-- Start of Available records --
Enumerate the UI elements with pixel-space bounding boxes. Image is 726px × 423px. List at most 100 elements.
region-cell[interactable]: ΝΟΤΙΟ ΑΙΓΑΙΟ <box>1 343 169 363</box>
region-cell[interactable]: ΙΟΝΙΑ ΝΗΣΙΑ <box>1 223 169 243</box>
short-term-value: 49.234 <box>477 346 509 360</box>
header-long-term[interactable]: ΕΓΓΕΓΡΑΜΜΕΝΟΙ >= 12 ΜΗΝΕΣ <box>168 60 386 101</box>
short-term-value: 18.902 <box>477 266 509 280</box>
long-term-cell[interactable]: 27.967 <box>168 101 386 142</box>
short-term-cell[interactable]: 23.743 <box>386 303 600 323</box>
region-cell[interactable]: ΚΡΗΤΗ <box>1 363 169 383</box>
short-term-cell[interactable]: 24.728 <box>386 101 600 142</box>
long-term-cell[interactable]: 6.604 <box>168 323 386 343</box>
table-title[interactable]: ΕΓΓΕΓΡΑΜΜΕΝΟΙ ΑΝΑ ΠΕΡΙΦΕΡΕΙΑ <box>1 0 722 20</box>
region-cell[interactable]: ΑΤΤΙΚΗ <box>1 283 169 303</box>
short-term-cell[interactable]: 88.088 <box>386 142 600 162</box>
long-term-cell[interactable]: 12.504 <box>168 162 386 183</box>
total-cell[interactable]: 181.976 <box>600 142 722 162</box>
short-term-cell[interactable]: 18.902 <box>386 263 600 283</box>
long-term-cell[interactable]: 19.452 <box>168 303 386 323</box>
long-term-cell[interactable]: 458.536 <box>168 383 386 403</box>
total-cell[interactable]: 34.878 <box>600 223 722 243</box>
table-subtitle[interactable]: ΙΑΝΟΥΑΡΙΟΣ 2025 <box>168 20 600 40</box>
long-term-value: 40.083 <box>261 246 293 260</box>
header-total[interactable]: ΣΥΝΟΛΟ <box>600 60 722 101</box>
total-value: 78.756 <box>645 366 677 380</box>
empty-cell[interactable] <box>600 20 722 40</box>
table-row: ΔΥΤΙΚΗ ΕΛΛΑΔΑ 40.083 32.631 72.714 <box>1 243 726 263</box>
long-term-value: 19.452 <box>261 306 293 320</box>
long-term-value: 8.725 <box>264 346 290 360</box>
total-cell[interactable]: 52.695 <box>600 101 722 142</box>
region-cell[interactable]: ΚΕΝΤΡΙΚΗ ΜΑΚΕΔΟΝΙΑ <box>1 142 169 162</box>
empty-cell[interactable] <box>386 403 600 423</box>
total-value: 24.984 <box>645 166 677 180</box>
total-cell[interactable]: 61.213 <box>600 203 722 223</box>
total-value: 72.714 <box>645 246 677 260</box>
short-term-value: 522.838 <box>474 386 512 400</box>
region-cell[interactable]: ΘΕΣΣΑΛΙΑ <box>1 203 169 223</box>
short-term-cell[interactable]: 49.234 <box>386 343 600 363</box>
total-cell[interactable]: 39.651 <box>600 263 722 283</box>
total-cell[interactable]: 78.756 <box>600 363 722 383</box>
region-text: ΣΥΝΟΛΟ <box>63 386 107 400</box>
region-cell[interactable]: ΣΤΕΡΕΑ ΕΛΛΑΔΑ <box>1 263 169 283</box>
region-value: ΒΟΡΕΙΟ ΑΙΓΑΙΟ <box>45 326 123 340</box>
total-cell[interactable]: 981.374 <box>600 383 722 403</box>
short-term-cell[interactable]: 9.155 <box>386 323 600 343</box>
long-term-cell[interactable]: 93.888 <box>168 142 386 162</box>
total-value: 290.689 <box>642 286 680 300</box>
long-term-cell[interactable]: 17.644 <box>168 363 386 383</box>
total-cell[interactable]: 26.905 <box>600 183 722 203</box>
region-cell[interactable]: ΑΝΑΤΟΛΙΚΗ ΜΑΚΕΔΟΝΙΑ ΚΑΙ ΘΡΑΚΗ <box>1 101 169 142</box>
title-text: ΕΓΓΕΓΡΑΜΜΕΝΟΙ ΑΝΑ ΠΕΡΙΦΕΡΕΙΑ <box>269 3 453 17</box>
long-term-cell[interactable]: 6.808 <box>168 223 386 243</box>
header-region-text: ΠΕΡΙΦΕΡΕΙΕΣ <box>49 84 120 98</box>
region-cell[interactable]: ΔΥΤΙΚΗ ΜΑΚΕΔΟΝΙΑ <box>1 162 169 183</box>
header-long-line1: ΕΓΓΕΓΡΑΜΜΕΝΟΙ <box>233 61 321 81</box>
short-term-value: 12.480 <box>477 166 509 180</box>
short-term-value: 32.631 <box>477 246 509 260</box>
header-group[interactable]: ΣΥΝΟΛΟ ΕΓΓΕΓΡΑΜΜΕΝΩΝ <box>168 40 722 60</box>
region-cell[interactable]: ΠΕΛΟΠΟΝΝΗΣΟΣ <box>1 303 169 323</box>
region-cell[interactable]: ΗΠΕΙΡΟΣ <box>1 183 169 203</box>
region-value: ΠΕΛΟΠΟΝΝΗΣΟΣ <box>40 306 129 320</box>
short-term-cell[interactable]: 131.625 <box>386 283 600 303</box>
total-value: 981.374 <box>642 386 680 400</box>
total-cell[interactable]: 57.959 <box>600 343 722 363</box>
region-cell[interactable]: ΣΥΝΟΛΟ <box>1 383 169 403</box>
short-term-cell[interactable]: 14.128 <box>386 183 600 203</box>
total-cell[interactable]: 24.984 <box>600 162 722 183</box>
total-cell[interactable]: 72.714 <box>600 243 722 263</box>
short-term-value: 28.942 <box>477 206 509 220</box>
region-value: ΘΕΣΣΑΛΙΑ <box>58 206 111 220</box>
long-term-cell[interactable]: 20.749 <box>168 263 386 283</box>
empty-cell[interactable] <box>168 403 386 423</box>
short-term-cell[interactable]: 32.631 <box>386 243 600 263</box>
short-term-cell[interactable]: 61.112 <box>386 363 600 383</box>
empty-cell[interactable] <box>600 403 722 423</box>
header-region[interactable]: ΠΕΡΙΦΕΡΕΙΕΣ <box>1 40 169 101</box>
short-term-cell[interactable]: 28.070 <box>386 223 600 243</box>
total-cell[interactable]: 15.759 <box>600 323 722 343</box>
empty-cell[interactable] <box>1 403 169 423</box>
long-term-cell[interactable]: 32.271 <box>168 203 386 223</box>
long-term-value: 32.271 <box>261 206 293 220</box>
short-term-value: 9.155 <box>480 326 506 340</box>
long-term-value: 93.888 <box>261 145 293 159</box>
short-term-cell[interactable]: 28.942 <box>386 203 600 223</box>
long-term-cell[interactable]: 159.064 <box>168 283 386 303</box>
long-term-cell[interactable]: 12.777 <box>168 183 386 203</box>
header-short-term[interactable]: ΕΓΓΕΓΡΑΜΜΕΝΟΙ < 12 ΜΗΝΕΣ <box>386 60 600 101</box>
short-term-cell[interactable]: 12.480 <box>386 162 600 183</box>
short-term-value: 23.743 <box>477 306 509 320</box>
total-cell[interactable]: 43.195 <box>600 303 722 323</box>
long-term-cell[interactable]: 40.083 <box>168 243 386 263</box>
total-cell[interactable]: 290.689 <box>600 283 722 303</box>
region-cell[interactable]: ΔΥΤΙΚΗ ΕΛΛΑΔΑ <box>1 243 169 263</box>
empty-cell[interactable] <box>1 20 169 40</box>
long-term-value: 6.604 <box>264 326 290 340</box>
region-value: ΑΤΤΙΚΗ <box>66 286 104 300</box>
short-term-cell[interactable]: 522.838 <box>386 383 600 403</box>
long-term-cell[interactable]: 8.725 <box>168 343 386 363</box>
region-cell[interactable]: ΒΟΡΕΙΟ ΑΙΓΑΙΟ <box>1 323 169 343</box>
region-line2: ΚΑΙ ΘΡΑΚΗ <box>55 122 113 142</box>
-- End of Available records --
### Problem statement
Copy the records from their first line through the line that contains "short-term-cell[interactable]: 18.902 <box>386", inclusive, and substitute "short-term-label" for every "short-term-value". Leave everything else unchanged and give only those lines.

### Solution to this exercise
Enumerate the UI elements with pixel-space bounding boxes. Image is 726px × 423px. List at most 100 elements.
region-cell[interactable]: ΝΟΤΙΟ ΑΙΓΑΙΟ <box>1 343 169 363</box>
region-cell[interactable]: ΙΟΝΙΑ ΝΗΣΙΑ <box>1 223 169 243</box>
short-term-label: 49.234 <box>477 346 509 360</box>
header-long-term[interactable]: ΕΓΓΕΓΡΑΜΜΕΝΟΙ >= 12 ΜΗΝΕΣ <box>168 60 386 101</box>
short-term-label: 18.902 <box>477 266 509 280</box>
long-term-cell[interactable]: 27.967 <box>168 101 386 142</box>
short-term-cell[interactable]: 23.743 <box>386 303 600 323</box>
region-cell[interactable]: ΚΡΗΤΗ <box>1 363 169 383</box>
short-term-cell[interactable]: 24.728 <box>386 101 600 142</box>
long-term-cell[interactable]: 6.604 <box>168 323 386 343</box>
table-title[interactable]: ΕΓΓΕΓΡΑΜΜΕΝΟΙ ΑΝΑ ΠΕΡΙΦΕΡΕΙΑ <box>1 0 722 20</box>
region-cell[interactable]: ΑΤΤΙΚΗ <box>1 283 169 303</box>
short-term-cell[interactable]: 88.088 <box>386 142 600 162</box>
long-term-cell[interactable]: 12.504 <box>168 162 386 183</box>
total-cell[interactable]: 181.976 <box>600 142 722 162</box>
short-term-cell[interactable]: 18.902 <box>386 263 600 283</box>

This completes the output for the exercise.